**EXERCISE GOAL**
Convert the lines from the one containing "mean-fitness-point <box>189 202 193 206</box>" through the one containing "mean-fitness-point <box>252 205 256 209</box>", both included, into a JSON list of strings, one string per line, skipping any blank lines.

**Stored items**
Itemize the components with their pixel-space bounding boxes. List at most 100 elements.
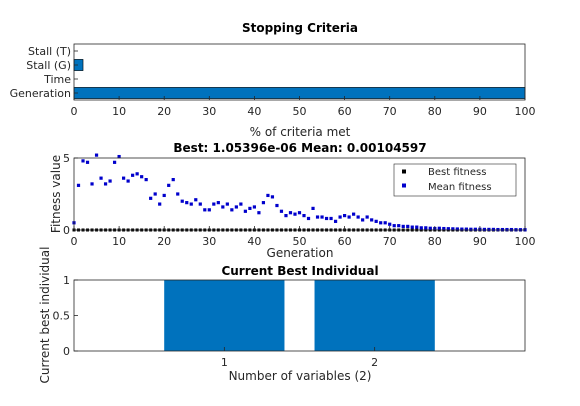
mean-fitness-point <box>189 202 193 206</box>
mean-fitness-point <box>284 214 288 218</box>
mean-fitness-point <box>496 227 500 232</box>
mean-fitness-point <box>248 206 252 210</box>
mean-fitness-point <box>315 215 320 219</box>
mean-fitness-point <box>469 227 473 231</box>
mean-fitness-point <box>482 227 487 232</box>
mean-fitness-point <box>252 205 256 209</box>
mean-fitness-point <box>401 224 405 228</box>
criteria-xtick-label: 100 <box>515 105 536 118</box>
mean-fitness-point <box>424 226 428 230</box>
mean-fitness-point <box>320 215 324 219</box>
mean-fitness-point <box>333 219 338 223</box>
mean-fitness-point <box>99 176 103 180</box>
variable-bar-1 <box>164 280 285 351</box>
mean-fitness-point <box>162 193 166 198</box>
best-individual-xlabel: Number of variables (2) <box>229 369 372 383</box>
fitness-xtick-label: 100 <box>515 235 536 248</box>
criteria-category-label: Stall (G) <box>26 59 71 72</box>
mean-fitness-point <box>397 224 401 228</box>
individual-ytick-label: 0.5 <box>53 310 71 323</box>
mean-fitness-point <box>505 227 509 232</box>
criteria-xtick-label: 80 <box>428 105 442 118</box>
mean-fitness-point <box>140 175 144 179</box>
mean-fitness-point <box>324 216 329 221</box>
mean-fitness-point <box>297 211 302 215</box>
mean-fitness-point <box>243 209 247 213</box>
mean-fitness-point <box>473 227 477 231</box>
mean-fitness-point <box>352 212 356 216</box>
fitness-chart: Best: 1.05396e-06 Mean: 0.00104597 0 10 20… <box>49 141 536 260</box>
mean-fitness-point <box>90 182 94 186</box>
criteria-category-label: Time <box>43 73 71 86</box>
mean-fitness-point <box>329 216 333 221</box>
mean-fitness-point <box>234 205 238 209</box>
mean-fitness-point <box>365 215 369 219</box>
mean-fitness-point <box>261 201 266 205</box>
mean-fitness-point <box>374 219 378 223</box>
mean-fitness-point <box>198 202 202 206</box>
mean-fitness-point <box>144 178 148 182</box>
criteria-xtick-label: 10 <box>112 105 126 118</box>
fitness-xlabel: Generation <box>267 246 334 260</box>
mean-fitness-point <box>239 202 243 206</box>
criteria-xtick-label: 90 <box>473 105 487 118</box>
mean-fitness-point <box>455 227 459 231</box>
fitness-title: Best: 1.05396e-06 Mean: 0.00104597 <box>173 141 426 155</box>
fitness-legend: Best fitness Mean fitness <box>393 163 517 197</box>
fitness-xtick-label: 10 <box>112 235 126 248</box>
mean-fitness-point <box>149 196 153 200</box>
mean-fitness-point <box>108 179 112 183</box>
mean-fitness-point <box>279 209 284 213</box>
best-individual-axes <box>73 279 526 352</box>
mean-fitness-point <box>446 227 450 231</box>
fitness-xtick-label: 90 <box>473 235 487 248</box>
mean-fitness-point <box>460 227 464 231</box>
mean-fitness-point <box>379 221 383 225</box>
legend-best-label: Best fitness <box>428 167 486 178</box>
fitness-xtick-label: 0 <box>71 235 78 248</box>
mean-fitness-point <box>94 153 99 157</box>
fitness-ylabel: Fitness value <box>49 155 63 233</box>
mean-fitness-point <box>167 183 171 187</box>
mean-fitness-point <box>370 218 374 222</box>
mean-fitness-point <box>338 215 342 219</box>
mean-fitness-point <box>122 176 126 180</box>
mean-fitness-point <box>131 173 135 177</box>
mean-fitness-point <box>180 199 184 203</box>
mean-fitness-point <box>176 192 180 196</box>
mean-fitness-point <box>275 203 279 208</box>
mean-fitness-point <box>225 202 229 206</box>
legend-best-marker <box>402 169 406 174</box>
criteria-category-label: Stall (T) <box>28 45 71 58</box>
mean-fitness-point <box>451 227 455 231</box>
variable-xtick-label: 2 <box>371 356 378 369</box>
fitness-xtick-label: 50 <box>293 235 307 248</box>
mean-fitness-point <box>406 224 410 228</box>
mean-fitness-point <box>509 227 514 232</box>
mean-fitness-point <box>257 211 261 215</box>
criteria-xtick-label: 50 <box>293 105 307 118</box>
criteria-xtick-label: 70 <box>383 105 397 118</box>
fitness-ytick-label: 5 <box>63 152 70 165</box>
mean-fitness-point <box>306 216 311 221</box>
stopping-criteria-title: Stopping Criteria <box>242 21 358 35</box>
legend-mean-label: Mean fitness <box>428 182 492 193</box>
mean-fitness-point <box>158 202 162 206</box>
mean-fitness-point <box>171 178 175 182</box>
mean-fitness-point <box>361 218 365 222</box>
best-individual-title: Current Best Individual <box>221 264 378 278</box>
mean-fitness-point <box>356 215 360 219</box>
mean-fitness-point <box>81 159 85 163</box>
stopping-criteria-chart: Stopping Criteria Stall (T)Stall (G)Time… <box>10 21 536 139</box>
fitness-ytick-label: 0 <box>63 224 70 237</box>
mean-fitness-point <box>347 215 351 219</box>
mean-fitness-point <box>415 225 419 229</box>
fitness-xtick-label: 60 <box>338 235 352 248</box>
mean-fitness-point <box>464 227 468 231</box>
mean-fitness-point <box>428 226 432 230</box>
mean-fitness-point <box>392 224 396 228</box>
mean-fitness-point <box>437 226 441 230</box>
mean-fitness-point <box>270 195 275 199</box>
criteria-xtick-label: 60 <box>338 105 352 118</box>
==
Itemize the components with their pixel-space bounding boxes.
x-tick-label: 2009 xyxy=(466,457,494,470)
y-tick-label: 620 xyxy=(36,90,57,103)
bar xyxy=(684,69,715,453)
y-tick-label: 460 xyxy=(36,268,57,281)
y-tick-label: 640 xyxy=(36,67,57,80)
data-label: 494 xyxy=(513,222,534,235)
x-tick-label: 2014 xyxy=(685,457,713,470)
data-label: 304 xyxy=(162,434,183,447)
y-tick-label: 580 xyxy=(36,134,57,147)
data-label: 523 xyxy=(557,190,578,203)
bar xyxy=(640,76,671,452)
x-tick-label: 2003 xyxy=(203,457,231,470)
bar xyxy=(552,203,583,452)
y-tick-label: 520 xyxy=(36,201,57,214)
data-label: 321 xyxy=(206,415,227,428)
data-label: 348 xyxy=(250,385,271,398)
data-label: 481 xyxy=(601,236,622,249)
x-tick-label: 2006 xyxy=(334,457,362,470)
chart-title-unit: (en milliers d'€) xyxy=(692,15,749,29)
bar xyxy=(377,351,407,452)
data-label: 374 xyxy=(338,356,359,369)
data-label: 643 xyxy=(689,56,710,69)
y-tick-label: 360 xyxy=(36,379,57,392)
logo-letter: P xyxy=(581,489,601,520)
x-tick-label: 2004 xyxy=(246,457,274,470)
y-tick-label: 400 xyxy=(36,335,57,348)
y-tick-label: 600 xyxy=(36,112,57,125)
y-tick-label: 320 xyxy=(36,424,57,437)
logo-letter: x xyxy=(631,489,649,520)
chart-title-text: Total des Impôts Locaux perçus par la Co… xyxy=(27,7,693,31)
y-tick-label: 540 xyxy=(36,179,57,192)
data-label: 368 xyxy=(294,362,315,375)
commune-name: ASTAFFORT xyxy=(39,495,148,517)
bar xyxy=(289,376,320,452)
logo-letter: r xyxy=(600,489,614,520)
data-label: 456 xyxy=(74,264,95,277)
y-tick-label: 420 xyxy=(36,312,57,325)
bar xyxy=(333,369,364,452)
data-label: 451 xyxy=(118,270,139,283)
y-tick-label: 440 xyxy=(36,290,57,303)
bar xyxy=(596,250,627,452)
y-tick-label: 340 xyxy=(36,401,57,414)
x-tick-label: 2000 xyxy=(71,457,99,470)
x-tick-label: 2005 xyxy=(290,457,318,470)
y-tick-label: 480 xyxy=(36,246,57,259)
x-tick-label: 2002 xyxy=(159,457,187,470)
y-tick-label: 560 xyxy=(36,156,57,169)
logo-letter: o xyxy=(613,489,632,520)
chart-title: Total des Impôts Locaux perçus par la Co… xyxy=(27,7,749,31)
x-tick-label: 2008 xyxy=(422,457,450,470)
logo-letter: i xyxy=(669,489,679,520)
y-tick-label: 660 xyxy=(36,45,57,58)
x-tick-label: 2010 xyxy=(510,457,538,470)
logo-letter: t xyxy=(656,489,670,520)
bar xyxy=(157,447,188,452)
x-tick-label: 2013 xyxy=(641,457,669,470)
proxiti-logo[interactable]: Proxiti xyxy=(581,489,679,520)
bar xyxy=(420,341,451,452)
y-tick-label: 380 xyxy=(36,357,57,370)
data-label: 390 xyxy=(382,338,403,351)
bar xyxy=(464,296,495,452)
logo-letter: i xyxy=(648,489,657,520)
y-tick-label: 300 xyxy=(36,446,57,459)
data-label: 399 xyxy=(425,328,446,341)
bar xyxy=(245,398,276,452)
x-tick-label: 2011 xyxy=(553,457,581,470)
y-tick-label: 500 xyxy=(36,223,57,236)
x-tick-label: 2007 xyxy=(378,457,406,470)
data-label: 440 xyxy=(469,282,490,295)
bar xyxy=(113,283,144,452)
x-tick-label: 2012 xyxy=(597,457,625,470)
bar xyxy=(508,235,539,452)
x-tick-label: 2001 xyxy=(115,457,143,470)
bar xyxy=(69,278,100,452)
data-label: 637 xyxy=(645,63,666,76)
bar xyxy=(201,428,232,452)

**RESPONSE**
[
  "mean-fitness-point <box>189 202 193 206</box>",
  "mean-fitness-point <box>284 214 288 218</box>",
  "mean-fitness-point <box>496 227 500 232</box>",
  "mean-fitness-point <box>248 206 252 210</box>",
  "mean-fitness-point <box>315 215 320 219</box>",
  "mean-fitness-point <box>469 227 473 231</box>",
  "mean-fitness-point <box>482 227 487 232</box>",
  "mean-fitness-point <box>252 205 256 209</box>"
]